Written task:
Output the material beneath this task exactly, images excluded.

(Records that describe figures)
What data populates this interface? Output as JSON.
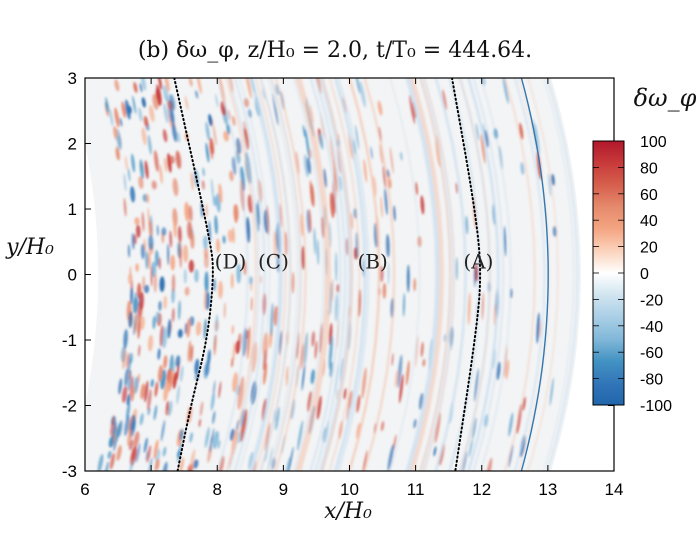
{
  "chart_data": {
    "type": "heatmap",
    "title": "(b) δω_φ, z/H₀ = 2.0, t/T₀ = 444.64.",
    "xlabel": "x/H₀",
    "ylabel": "y/H₀",
    "xlim": [
      6,
      14
    ],
    "ylim": [
      -3,
      3
    ],
    "xticks": [
      "6",
      "7",
      "8",
      "9",
      "10",
      "11",
      "12",
      "13",
      "14"
    ],
    "yticks": [
      "-3",
      "-2",
      "-1",
      "0",
      "1",
      "2",
      "3"
    ],
    "colorbar": {
      "title": "δω_φ",
      "range": [
        -100,
        100
      ],
      "ticks": [
        "100",
        "80",
        "60",
        "40",
        "20",
        "0",
        "-20",
        "-40",
        "-60",
        "-80",
        "-100"
      ],
      "colors": [
        "#b2182b",
        "#c73a3a",
        "#d6604d",
        "#e58a6d",
        "#f4a582",
        "#fbd3bd",
        "#ffffff",
        "#d1e5f0",
        "#a9cfe6",
        "#82b8d9",
        "#4393c3",
        "#3276b8",
        "#2166ac"
      ]
    },
    "annotations": [
      {
        "label": "(D)",
        "x": 8.2,
        "y": 0.2
      },
      {
        "label": "(C)",
        "x": 8.85,
        "y": 0.2
      },
      {
        "label": "(B)",
        "x": 10.35,
        "y": 0.2
      },
      {
        "label": "(A)",
        "x": 11.95,
        "y": 0.2
      }
    ],
    "dotted_curves": [
      {
        "name": "inner-boundary",
        "points": [
          [
            7.35,
            3.0
          ],
          [
            7.9,
            0.5
          ],
          [
            7.95,
            0.0
          ],
          [
            7.85,
            -1.0
          ],
          [
            7.6,
            -2.0
          ],
          [
            7.4,
            -3.0
          ]
        ]
      },
      {
        "name": "outer-boundary",
        "points": [
          [
            11.55,
            3.0
          ],
          [
            11.9,
            1.0
          ],
          [
            12.0,
            0.0
          ],
          [
            11.9,
            -1.0
          ],
          [
            11.6,
            -3.0
          ]
        ]
      }
    ],
    "outer_edge_line": {
      "points": [
        [
          12.6,
          3.0
        ],
        [
          13.0,
          0.0
        ],
        [
          12.6,
          -3.0
        ]
      ],
      "color": "#2f78b4"
    }
  }
}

Worked answer:
What data populates this interface? Output as JSON.
{
  "chart_data": {
    "type": "heatmap",
    "title": "(b) δω_φ, z/H₀ = 2.0, t/T₀ = 444.64.",
    "xlabel": "x/H₀",
    "ylabel": "y/H₀",
    "xlim": [
      6,
      14
    ],
    "ylim": [
      -3,
      3
    ],
    "xticks": [
      "6",
      "7",
      "8",
      "9",
      "10",
      "11",
      "12",
      "13",
      "14"
    ],
    "yticks": [
      "-3",
      "-2",
      "-1",
      "0",
      "1",
      "2",
      "3"
    ],
    "colorbar": {
      "title": "δω_φ",
      "range": [
        -100,
        100
      ],
      "ticks": [
        "100",
        "80",
        "60",
        "40",
        "20",
        "0",
        "-20",
        "-40",
        "-60",
        "-80",
        "-100"
      ],
      "colors": [
        "#b2182b",
        "#c73a3a",
        "#d6604d",
        "#e58a6d",
        "#f4a582",
        "#fbd3bd",
        "#ffffff",
        "#d1e5f0",
        "#a9cfe6",
        "#82b8d9",
        "#4393c3",
        "#3276b8",
        "#2166ac"
      ]
    },
    "annotations": [
      {
        "label": "(D)",
        "x": 8.2,
        "y": 0.2
      },
      {
        "label": "(C)",
        "x": 8.85,
        "y": 0.2
      },
      {
        "label": "(B)",
        "x": 10.35,
        "y": 0.2
      },
      {
        "label": "(A)",
        "x": 11.95,
        "y": 0.2
      }
    ],
    "dotted_curves": [
      {
        "name": "inner-boundary",
        "points": [
          [
            7.35,
            3.0
          ],
          [
            7.9,
            0.5
          ],
          [
            7.95,
            0.0
          ],
          [
            7.85,
            -1.0
          ],
          [
            7.6,
            -2.0
          ],
          [
            7.4,
            -3.0
          ]
        ]
      },
      {
        "name": "outer-boundary",
        "points": [
          [
            11.55,
            3.0
          ],
          [
            11.9,
            1.0
          ],
          [
            12.0,
            0.0
          ],
          [
            11.9,
            -1.0
          ],
          [
            11.6,
            -3.0
          ]
        ]
      }
    ],
    "outer_edge_line": {
      "points": [
        [
          12.6,
          3.0
        ],
        [
          13.0,
          0.0
        ],
        [
          12.6,
          -3.0
        ]
      ],
      "color": "#2f78b4"
    }
  }
}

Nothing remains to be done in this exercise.